### Your instructions:
Search the entries below. Return every line that has "this" in it.

### Data listing:
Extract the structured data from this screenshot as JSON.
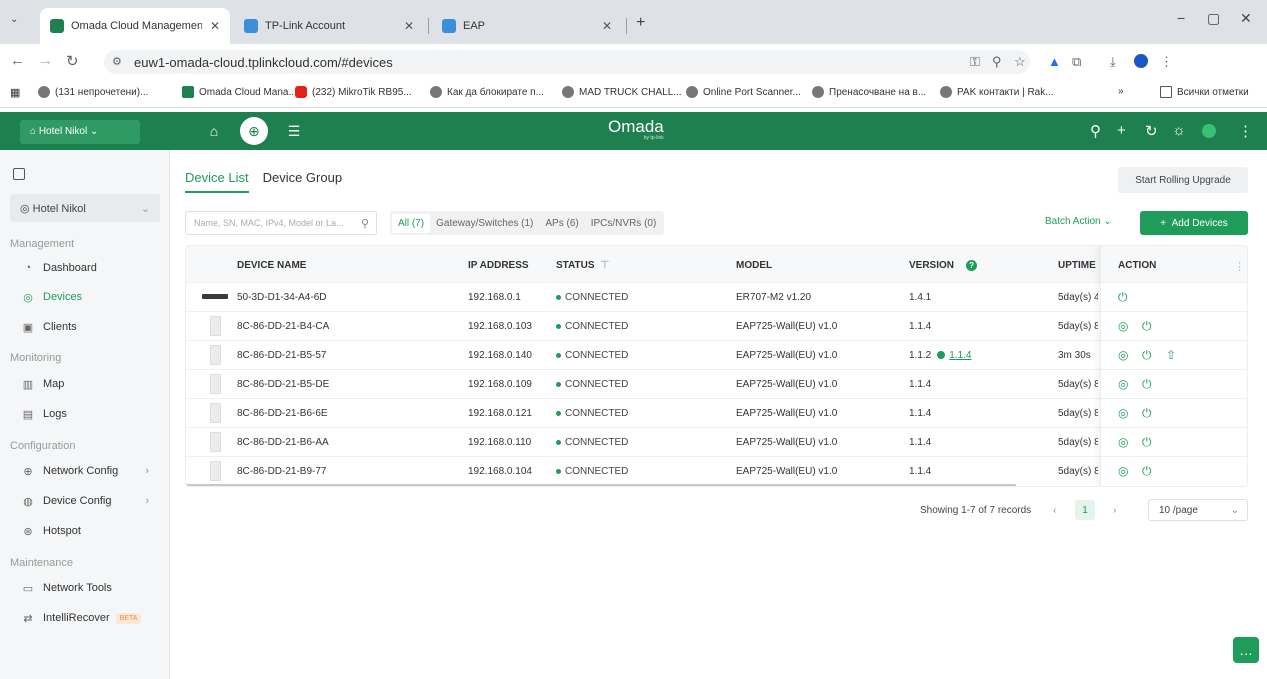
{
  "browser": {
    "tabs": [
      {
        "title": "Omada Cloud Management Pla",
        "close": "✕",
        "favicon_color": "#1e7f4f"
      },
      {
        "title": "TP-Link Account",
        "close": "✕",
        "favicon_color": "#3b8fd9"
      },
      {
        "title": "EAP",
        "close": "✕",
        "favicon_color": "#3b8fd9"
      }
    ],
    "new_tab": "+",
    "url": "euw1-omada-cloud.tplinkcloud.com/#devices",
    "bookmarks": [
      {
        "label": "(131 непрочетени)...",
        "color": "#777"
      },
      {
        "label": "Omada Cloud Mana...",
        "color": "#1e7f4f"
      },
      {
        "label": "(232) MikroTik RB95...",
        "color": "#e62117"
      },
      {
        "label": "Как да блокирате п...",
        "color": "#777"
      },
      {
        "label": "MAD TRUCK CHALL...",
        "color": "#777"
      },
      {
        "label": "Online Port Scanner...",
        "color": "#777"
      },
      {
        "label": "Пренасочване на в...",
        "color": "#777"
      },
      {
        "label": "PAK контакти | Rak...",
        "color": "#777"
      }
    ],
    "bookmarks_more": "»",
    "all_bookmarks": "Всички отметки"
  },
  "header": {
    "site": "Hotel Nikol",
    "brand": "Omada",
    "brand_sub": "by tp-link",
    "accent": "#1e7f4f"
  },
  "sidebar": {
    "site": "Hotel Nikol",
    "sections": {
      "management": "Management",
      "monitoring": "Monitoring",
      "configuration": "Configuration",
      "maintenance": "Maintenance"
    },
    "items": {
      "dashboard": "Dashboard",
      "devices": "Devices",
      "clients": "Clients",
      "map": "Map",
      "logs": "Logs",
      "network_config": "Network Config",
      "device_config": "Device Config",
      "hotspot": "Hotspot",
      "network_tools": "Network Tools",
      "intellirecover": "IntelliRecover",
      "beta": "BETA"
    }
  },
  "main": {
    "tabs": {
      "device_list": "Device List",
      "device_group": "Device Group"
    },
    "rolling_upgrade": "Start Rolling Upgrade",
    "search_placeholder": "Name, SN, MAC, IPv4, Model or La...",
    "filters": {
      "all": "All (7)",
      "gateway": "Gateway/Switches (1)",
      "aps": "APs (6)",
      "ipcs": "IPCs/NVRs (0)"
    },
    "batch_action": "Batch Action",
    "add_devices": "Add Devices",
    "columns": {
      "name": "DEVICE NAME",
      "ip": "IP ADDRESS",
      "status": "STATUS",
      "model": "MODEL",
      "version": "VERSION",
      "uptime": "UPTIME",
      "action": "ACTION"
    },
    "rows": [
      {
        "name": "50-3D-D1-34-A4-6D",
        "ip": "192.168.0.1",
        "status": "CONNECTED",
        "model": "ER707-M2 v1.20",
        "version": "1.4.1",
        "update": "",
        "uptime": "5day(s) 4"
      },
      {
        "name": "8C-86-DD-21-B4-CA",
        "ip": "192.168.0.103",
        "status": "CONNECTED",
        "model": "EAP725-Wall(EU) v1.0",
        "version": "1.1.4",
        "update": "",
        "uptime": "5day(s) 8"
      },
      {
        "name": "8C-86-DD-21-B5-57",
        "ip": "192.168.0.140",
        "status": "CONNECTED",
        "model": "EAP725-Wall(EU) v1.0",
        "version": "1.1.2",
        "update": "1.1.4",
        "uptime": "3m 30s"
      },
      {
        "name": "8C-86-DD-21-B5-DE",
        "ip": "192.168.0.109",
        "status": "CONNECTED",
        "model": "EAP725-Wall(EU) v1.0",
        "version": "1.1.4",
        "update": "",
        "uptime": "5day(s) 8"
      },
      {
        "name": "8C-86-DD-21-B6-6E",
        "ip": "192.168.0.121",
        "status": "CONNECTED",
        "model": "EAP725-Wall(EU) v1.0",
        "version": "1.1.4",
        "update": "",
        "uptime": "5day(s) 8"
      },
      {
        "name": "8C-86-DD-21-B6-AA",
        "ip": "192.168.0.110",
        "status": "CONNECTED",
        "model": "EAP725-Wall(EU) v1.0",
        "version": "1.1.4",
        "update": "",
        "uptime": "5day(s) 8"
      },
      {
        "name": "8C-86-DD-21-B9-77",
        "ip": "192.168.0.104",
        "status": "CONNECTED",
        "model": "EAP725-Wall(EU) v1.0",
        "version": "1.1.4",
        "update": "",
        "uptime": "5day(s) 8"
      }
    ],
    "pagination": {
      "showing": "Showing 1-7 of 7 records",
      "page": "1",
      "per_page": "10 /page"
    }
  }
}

==

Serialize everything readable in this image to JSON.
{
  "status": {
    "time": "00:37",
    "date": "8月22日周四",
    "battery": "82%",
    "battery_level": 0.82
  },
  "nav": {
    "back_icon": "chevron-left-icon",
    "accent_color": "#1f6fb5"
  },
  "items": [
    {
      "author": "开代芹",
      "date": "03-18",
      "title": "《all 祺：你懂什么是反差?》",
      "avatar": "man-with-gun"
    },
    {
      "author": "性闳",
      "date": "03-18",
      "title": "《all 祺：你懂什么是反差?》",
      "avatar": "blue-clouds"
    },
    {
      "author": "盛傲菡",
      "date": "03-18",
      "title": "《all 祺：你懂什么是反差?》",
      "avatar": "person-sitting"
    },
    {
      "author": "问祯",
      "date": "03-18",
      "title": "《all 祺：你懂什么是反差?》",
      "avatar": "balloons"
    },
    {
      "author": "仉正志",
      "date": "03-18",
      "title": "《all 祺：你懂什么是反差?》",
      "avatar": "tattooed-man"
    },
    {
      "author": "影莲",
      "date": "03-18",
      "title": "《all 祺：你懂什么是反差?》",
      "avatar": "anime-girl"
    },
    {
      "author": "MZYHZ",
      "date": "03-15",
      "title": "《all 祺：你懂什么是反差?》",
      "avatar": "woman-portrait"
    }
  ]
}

### Output below:
Extract the structured data from this screenshot as JSON.
Serialize everything readable in this image to JSON.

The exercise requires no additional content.